## Directions
Where a line in the listing contains the string "data", copy that line out.

## Task inputs
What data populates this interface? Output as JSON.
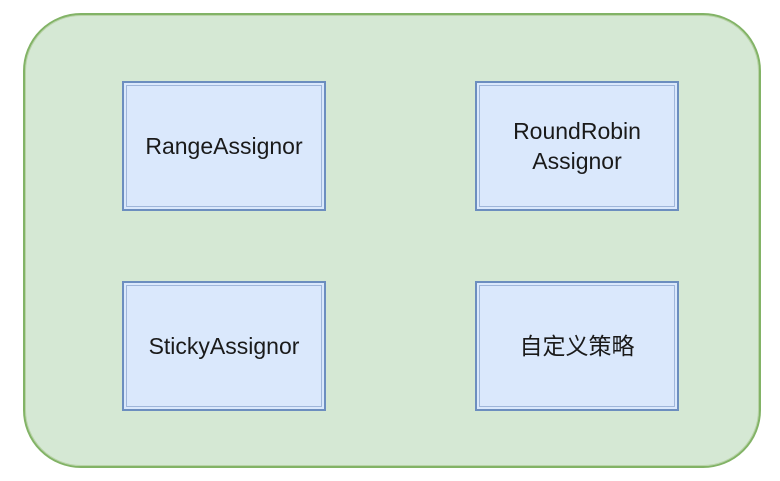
{
  "diagram": {
    "container": {
      "fill_color": "#d5e8d4",
      "border_color": "#82b366"
    },
    "nodes": [
      {
        "label": "RangeAssignor"
      },
      {
        "label": "RoundRobin\nAssignor"
      },
      {
        "label": "StickyAssignor"
      },
      {
        "label": "自定义策略"
      }
    ],
    "node_fill_color": "#dae8fc",
    "node_border_color": "#6c8ebf"
  }
}
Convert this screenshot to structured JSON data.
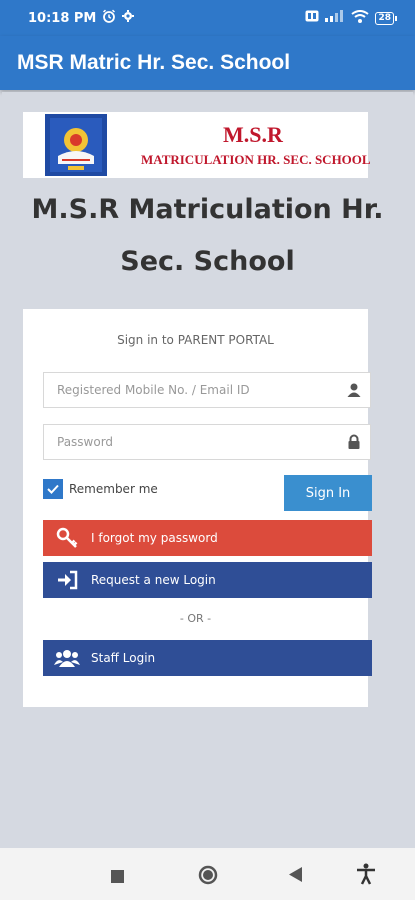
{
  "status_bar": {
    "time": "10:18 PM",
    "battery": "28",
    "icons": [
      "alarm-icon",
      "settings-icon",
      "sim-icon",
      "signal-icon",
      "wifi-icon",
      "battery-icon"
    ]
  },
  "app_bar": {
    "title": "MSR Matric Hr. Sec. School"
  },
  "banner": {
    "line1": "M.S.R",
    "line2": "MATRICULATION HR. SEC. SCHOOL",
    "crest_text": "M.S.R"
  },
  "school_title": {
    "line1": "M.S.R Matriculation Hr.",
    "line2": "Sec. School"
  },
  "login": {
    "caption": "Sign in to PARENT PORTAL",
    "username_placeholder": "Registered Mobile No. / Email ID",
    "password_placeholder": "Password",
    "remember_label": "Remember me",
    "remember_checked": true,
    "signin_label": "Sign In",
    "forgot_label": "I forgot my password",
    "request_label": "Request a new Login",
    "or_label": "- OR -",
    "staff_label": "Staff Login"
  },
  "colors": {
    "app_bar": "#2f78c9",
    "signin_button": "#3a8fcf",
    "forgot_button": "#dc4b3c",
    "blue_buttons": "#2f4e96",
    "banner_text": "#c0172c",
    "background": "#d5d9e1"
  },
  "nav_bar": {
    "icons": [
      "recents-square-icon",
      "home-circle-icon",
      "back-triangle-icon",
      "accessibility-icon"
    ]
  }
}
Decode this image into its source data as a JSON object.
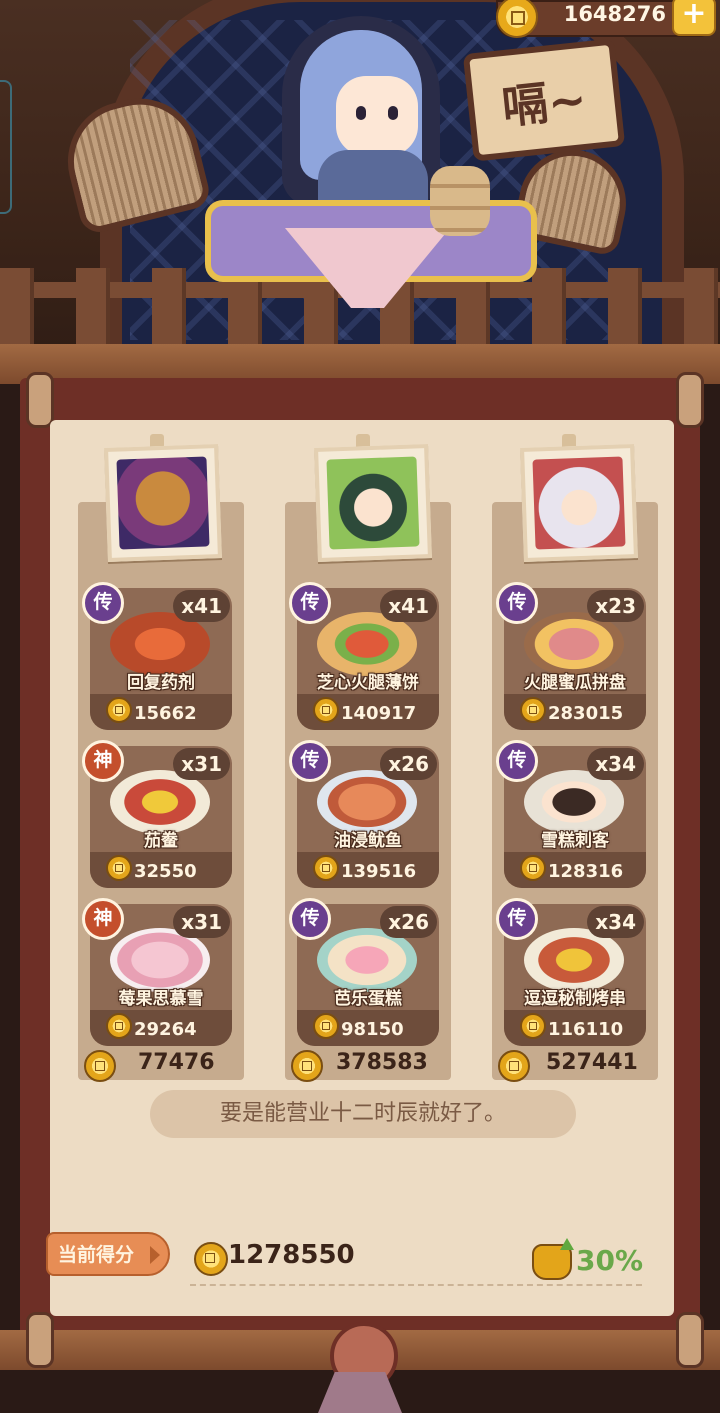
{
  "header": {
    "coins": "1648276",
    "plus_symbol": "+",
    "speech_text": "嗝~"
  },
  "restaurants": [
    {
      "total": "77476",
      "dishes": [
        {
          "rarity": "传",
          "name": "回复药剂",
          "count": "x41",
          "price": "15662"
        },
        {
          "rarity": "神",
          "name": "茄鲞",
          "count": "x31",
          "price": "32550"
        },
        {
          "rarity": "神",
          "name": "莓果思慕雪",
          "count": "x31",
          "price": "29264"
        }
      ]
    },
    {
      "total": "378583",
      "dishes": [
        {
          "rarity": "传",
          "name": "芝心火腿薄饼",
          "count": "x41",
          "price": "140917"
        },
        {
          "rarity": "传",
          "name": "油浸鱿鱼",
          "count": "x26",
          "price": "139516"
        },
        {
          "rarity": "传",
          "name": "芭乐蛋糕",
          "count": "x26",
          "price": "98150"
        }
      ]
    },
    {
      "total": "527441",
      "dishes": [
        {
          "rarity": "传",
          "name": "火腿蜜瓜拼盘",
          "count": "x23",
          "price": "283015"
        },
        {
          "rarity": "传",
          "name": "雪糕刺客",
          "count": "x34",
          "price": "128316"
        },
        {
          "rarity": "传",
          "name": "逗逗秘制烤串",
          "count": "x34",
          "price": "116110"
        }
      ]
    }
  ],
  "quote": "要是能营业十二时辰就好了。",
  "score": {
    "label": "当前得分",
    "value": "1278550",
    "boost": "30%"
  },
  "colors": {
    "rarity_legendary": "#6a3f8e",
    "rarity_divine": "#c44f2c",
    "boost_green": "#6aa84a"
  }
}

## Expected output
What data populates this interface? Output as JSON.
Convert this screenshot to structured JSON data.
Decode this image into its source data as a JSON object.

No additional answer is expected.